• **WHAT THE TASK REQUIRES**
Write out the material exactly, with the pictures left out.

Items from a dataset
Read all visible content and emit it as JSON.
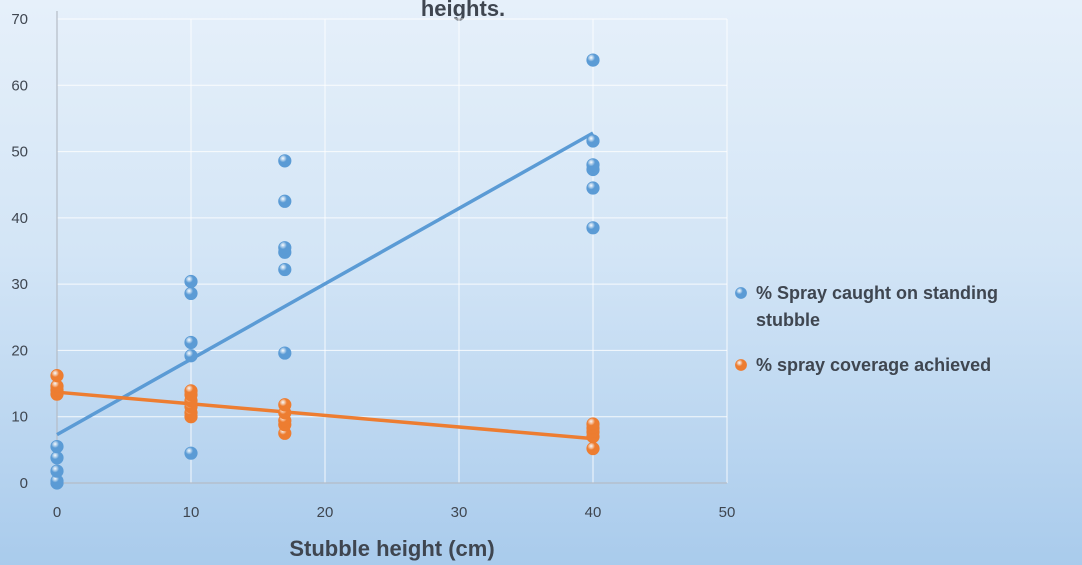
{
  "chart_data": {
    "type": "scatter",
    "title": "heights.",
    "xlabel": "Stubble height (cm)",
    "ylabel": "",
    "xlim": [
      0,
      50
    ],
    "ylim": [
      0,
      70
    ],
    "x_ticks": [
      "0",
      "10",
      "20",
      "30",
      "40",
      "50"
    ],
    "y_ticks": [
      "0",
      "10",
      "20",
      "30",
      "40",
      "50",
      "60",
      "70"
    ],
    "grid": true,
    "legend_position": "right",
    "series": [
      {
        "name": "% Spray caught on standing stubble",
        "color": "#5b9bd5",
        "points": [
          {
            "x": 0,
            "y": 0
          },
          {
            "x": 0,
            "y": 0.3
          },
          {
            "x": 0,
            "y": 1.8
          },
          {
            "x": 0,
            "y": 3.8
          },
          {
            "x": 0,
            "y": 5.5
          },
          {
            "x": 10,
            "y": 4.5
          },
          {
            "x": 10,
            "y": 19.2
          },
          {
            "x": 10,
            "y": 21.2
          },
          {
            "x": 10,
            "y": 28.6
          },
          {
            "x": 10,
            "y": 30.4
          },
          {
            "x": 17,
            "y": 19.6
          },
          {
            "x": 17,
            "y": 32.2
          },
          {
            "x": 17,
            "y": 34.8
          },
          {
            "x": 17,
            "y": 35.5
          },
          {
            "x": 17,
            "y": 42.5
          },
          {
            "x": 17,
            "y": 48.6
          },
          {
            "x": 40,
            "y": 38.5
          },
          {
            "x": 40,
            "y": 44.5
          },
          {
            "x": 40,
            "y": 47.3
          },
          {
            "x": 40,
            "y": 48.0
          },
          {
            "x": 40,
            "y": 51.6
          },
          {
            "x": 40,
            "y": 63.8
          }
        ],
        "trendline": {
          "x": [
            0,
            40
          ],
          "y": [
            7.3,
            52.8
          ]
        }
      },
      {
        "name": "% spray coverage achieved",
        "color": "#ed7d31",
        "points": [
          {
            "x": 0,
            "y": 13.4
          },
          {
            "x": 0,
            "y": 14.0
          },
          {
            "x": 0,
            "y": 14.6
          },
          {
            "x": 0,
            "y": 16.2
          },
          {
            "x": 10,
            "y": 10.0
          },
          {
            "x": 10,
            "y": 10.6
          },
          {
            "x": 10,
            "y": 11.5
          },
          {
            "x": 10,
            "y": 12.4
          },
          {
            "x": 10,
            "y": 13.3
          },
          {
            "x": 10,
            "y": 13.9
          },
          {
            "x": 17,
            "y": 7.5
          },
          {
            "x": 17,
            "y": 8.8
          },
          {
            "x": 17,
            "y": 9.4
          },
          {
            "x": 17,
            "y": 10.6
          },
          {
            "x": 17,
            "y": 11.8
          },
          {
            "x": 40,
            "y": 5.2
          },
          {
            "x": 40,
            "y": 7.0
          },
          {
            "x": 40,
            "y": 7.7
          },
          {
            "x": 40,
            "y": 8.3
          },
          {
            "x": 40,
            "y": 8.9
          }
        ],
        "trendline": {
          "x": [
            0,
            40
          ],
          "y": [
            13.7,
            6.7
          ]
        }
      }
    ]
  }
}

• **EXERCISE SOLUTION**
Read all visible content and emit it as JSON.
{
  "chart_data": {
    "type": "scatter",
    "title": "heights.",
    "xlabel": "Stubble height (cm)",
    "ylabel": "",
    "xlim": [
      0,
      50
    ],
    "ylim": [
      0,
      70
    ],
    "x_ticks": [
      "0",
      "10",
      "20",
      "30",
      "40",
      "50"
    ],
    "y_ticks": [
      "0",
      "10",
      "20",
      "30",
      "40",
      "50",
      "60",
      "70"
    ],
    "grid": true,
    "legend_position": "right",
    "series": [
      {
        "name": "% Spray caught on standing stubble",
        "color": "#5b9bd5",
        "points": [
          {
            "x": 0,
            "y": 0
          },
          {
            "x": 0,
            "y": 0.3
          },
          {
            "x": 0,
            "y": 1.8
          },
          {
            "x": 0,
            "y": 3.8
          },
          {
            "x": 0,
            "y": 5.5
          },
          {
            "x": 10,
            "y": 4.5
          },
          {
            "x": 10,
            "y": 19.2
          },
          {
            "x": 10,
            "y": 21.2
          },
          {
            "x": 10,
            "y": 28.6
          },
          {
            "x": 10,
            "y": 30.4
          },
          {
            "x": 17,
            "y": 19.6
          },
          {
            "x": 17,
            "y": 32.2
          },
          {
            "x": 17,
            "y": 34.8
          },
          {
            "x": 17,
            "y": 35.5
          },
          {
            "x": 17,
            "y": 42.5
          },
          {
            "x": 17,
            "y": 48.6
          },
          {
            "x": 40,
            "y": 38.5
          },
          {
            "x": 40,
            "y": 44.5
          },
          {
            "x": 40,
            "y": 47.3
          },
          {
            "x": 40,
            "y": 48.0
          },
          {
            "x": 40,
            "y": 51.6
          },
          {
            "x": 40,
            "y": 63.8
          }
        ],
        "trendline": {
          "x": [
            0,
            40
          ],
          "y": [
            7.3,
            52.8
          ]
        }
      },
      {
        "name": "% spray coverage achieved",
        "color": "#ed7d31",
        "points": [
          {
            "x": 0,
            "y": 13.4
          },
          {
            "x": 0,
            "y": 14.0
          },
          {
            "x": 0,
            "y": 14.6
          },
          {
            "x": 0,
            "y": 16.2
          },
          {
            "x": 10,
            "y": 10.0
          },
          {
            "x": 10,
            "y": 10.6
          },
          {
            "x": 10,
            "y": 11.5
          },
          {
            "x": 10,
            "y": 12.4
          },
          {
            "x": 10,
            "y": 13.3
          },
          {
            "x": 10,
            "y": 13.9
          },
          {
            "x": 17,
            "y": 7.5
          },
          {
            "x": 17,
            "y": 8.8
          },
          {
            "x": 17,
            "y": 9.4
          },
          {
            "x": 17,
            "y": 10.6
          },
          {
            "x": 17,
            "y": 11.8
          },
          {
            "x": 40,
            "y": 5.2
          },
          {
            "x": 40,
            "y": 7.0
          },
          {
            "x": 40,
            "y": 7.7
          },
          {
            "x": 40,
            "y": 8.3
          },
          {
            "x": 40,
            "y": 8.9
          }
        ],
        "trendline": {
          "x": [
            0,
            40
          ],
          "y": [
            13.7,
            6.7
          ]
        }
      }
    ]
  }
}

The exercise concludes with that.